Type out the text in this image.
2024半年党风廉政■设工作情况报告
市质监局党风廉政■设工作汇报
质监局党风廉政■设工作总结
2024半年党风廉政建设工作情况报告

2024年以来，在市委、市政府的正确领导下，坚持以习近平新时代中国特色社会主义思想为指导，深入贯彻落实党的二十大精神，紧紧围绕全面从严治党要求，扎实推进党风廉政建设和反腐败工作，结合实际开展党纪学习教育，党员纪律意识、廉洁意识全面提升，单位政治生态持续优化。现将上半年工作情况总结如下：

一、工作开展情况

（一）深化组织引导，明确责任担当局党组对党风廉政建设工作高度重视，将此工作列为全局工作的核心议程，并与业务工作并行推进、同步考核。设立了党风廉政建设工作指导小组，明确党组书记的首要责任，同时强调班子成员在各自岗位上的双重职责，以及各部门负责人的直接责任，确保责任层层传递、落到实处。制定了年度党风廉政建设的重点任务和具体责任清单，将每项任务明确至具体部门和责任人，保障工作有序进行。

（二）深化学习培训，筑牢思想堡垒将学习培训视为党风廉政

- - -

Exercise goal — Reproduce each entry exactly, leaving out nothing.

Output below —
Type out the text in this image.
2024半年党风廉政■设工作情况报告
市质监局党风廉政■设工作汇报
质监局党风廉政■设工作总结
2024半年党风廉政建设工作情况报告

2024年以来，在市委、市政府的正确领导下，坚持以习近平新时代中国特色社会主义思想为指导，深入贯彻落实党的二十大精神，紧紧围绕全面从严治党要求，扎实推进党风廉政建设和反腐败工作，结合实际开展党纪学习教育，党员纪律意识、廉洁意识全面提升，单位政治生态持续优化。现将上半年工作情况总结如下：

一、工作开展情况

（一）深化组织引导，明确责任担当局党组对党风廉政建设工作高度重视，将此工作列为全局工作的核心议程，并与业务工作并行推进、同步考核。设立了党风廉政建设工作指导小组，明确党组书记的首要责任，同时强调班子成员在各自岗位上的双重职责，以及各部门负责人的直接责任，确保责任层层传递、落到实处。制定了年度党风廉政建设的重点任务和具体责任清单，将每项任务明确至具体部门和责任人，保障工作有序进行。

（二）深化学习培训，筑牢思想堡垒将学习培训视为党风廉政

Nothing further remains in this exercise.